**Prompt**
Copy out the whole listing exactly as written, leaving the pictures behind.

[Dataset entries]
= = = = = = =

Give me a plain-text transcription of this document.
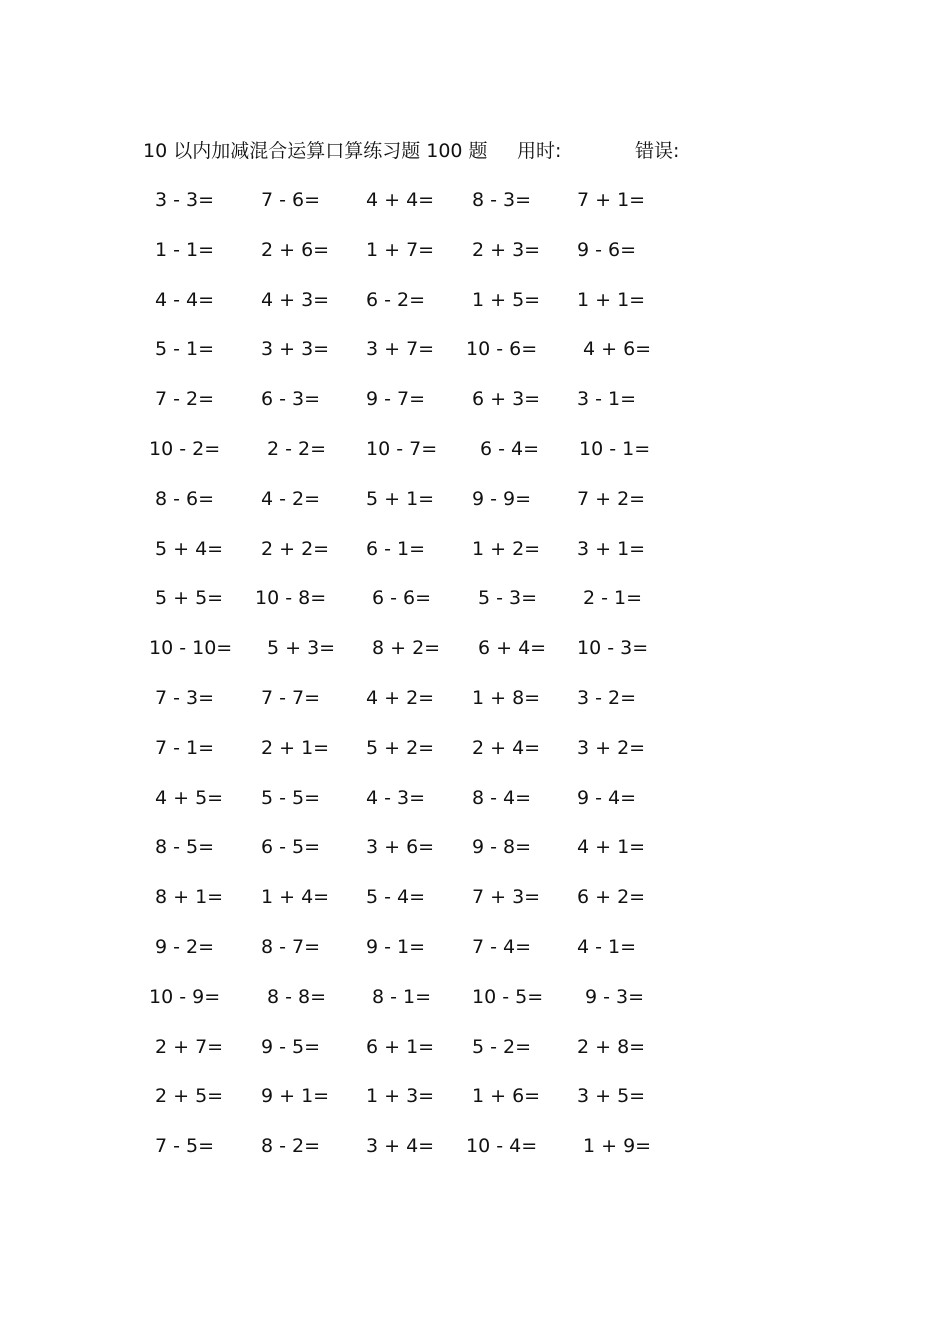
10 以内加减混合运算口算练习题 100 题 用时:	错误:
3 - 3= 7 - 6= 4 + 4= 8 - 3= 7 + 1=
1 - 1= 2 + 6= 1 + 7= 2 + 3= 9 - 6=
4 - 4= 4 + 3= 6 - 2= 1 + 5= 1 + 1=
5 - 1= 3 + 3= 3 + 7= 10 - 6= 4 + 6=
7 - 2= 6 - 3= 9 - 7= 6 + 3= 3 - 1=
10 - 2= 2 - 2= 10 - 7= 6 - 4= 10 - 1=
8 - 6= 4 - 2= 5 + 1= 9 - 9= 7 + 2=
5 + 4= 2 + 2= 6 - 1= 1 + 2= 3 + 1=
5 + 5= 10 - 8= 6 - 6= 5 - 3= 2 - 1=
10 - 10= 5 + 3= 8 + 2= 6 + 4= 10 - 3=
7 - 3= 7 - 7= 4 + 2= 1 + 8= 3 - 2=
7 - 1= 2 + 1= 5 + 2= 2 + 4= 3 + 2=
4 + 5= 5 - 5= 4 - 3= 8 - 4= 9 - 4=
8 - 5= 6 - 5= 3 + 6= 9 - 8= 4 + 1=
8 + 1= 1 + 4= 5 - 4= 7 + 3= 6 + 2=
9 - 2= 8 - 7= 9 - 1= 7 - 4= 4 - 1=
10 - 9= 8 - 8= 8 - 1= 10 - 5= 9 - 3=
2 + 7= 9 - 5= 6 + 1= 5 - 2= 2 + 8=
2 + 5= 9 + 1= 1 + 3= 1 + 6= 3 + 5=
7 - 5= 8 - 2= 3 + 4= 10 - 4= 1 + 9=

= = = = = = =

**Response to the exercise**
Give me a plain-text transcription of this document.
10 以内加减混合运算口算练习题 100 题 用时:	错误:
3 - 3= 7 - 6= 4 + 4= 8 - 3= 7 + 1=
1 - 1= 2 + 6= 1 + 7= 2 + 3= 9 - 6=
4 - 4= 4 + 3= 6 - 2= 1 + 5= 1 + 1=
5 - 1= 3 + 3= 3 + 7= 10 - 6= 4 + 6=
7 - 2= 6 - 3= 9 - 7= 6 + 3= 3 - 1=
10 - 2= 2 - 2= 10 - 7= 6 - 4= 10 - 1=
8 - 6= 4 - 2= 5 + 1= 9 - 9= 7 + 2=
5 + 4= 2 + 2= 6 - 1= 1 + 2= 3 + 1=
5 + 5= 10 - 8= 6 - 6= 5 - 3= 2 - 1=
10 - 10= 5 + 3= 8 + 2= 6 + 4= 10 - 3=
7 - 3= 7 - 7= 4 + 2= 1 + 8= 3 - 2=
7 - 1= 2 + 1= 5 + 2= 2 + 4= 3 + 2=
4 + 5= 5 - 5= 4 - 3= 8 - 4= 9 - 4=
8 - 5= 6 - 5= 3 + 6= 9 - 8= 4 + 1=
8 + 1= 1 + 4= 5 - 4= 7 + 3= 6 + 2=
9 - 2= 8 - 7= 9 - 1= 7 - 4= 4 - 1=
10 - 9= 8 - 8= 8 - 1= 10 - 5= 9 - 3=
2 + 7= 9 - 5= 6 + 1= 5 - 2= 2 + 8=
2 + 5= 9 + 1= 1 + 3= 1 + 6= 3 + 5=
7 - 5= 8 - 2= 3 + 4= 10 - 4= 1 + 9=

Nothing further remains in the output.